[BEGIN Extracted data]
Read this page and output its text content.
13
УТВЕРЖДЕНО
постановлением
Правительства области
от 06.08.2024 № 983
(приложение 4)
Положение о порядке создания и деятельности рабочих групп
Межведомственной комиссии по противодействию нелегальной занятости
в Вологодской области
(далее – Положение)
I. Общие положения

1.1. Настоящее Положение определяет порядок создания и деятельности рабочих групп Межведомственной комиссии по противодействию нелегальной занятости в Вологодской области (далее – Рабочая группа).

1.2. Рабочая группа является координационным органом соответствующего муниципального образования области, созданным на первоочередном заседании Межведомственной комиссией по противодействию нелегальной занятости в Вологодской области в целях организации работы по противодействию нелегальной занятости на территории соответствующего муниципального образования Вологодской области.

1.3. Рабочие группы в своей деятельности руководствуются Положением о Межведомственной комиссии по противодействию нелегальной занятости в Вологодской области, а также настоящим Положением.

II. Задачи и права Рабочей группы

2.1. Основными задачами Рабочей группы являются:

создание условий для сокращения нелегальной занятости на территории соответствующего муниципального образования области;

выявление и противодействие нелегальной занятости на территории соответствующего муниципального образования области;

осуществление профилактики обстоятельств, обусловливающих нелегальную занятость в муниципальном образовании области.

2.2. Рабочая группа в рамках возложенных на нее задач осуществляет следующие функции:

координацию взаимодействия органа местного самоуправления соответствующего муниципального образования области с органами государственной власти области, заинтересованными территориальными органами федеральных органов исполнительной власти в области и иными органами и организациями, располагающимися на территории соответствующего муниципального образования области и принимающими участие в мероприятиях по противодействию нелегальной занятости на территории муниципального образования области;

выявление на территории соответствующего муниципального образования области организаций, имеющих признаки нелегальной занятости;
[END Extracted data]
Aim: From the entries above, select each line containing the string "деятельности".

Full answer:
Положение о порядке создания и деятельности рабочих групп
1.1. Настоящее Положение определяет порядок создания и деятельности рабочих групп Межведомственной комиссии по противодействию нелегальной занятости в Вологодской области (далее – Рабочая группа).
1.3. Рабочие группы в своей деятельности руководствуются Положением о Межведомственной комиссии по противодействию нелегальной занятости в Вологодской области, а также настоящим Положением.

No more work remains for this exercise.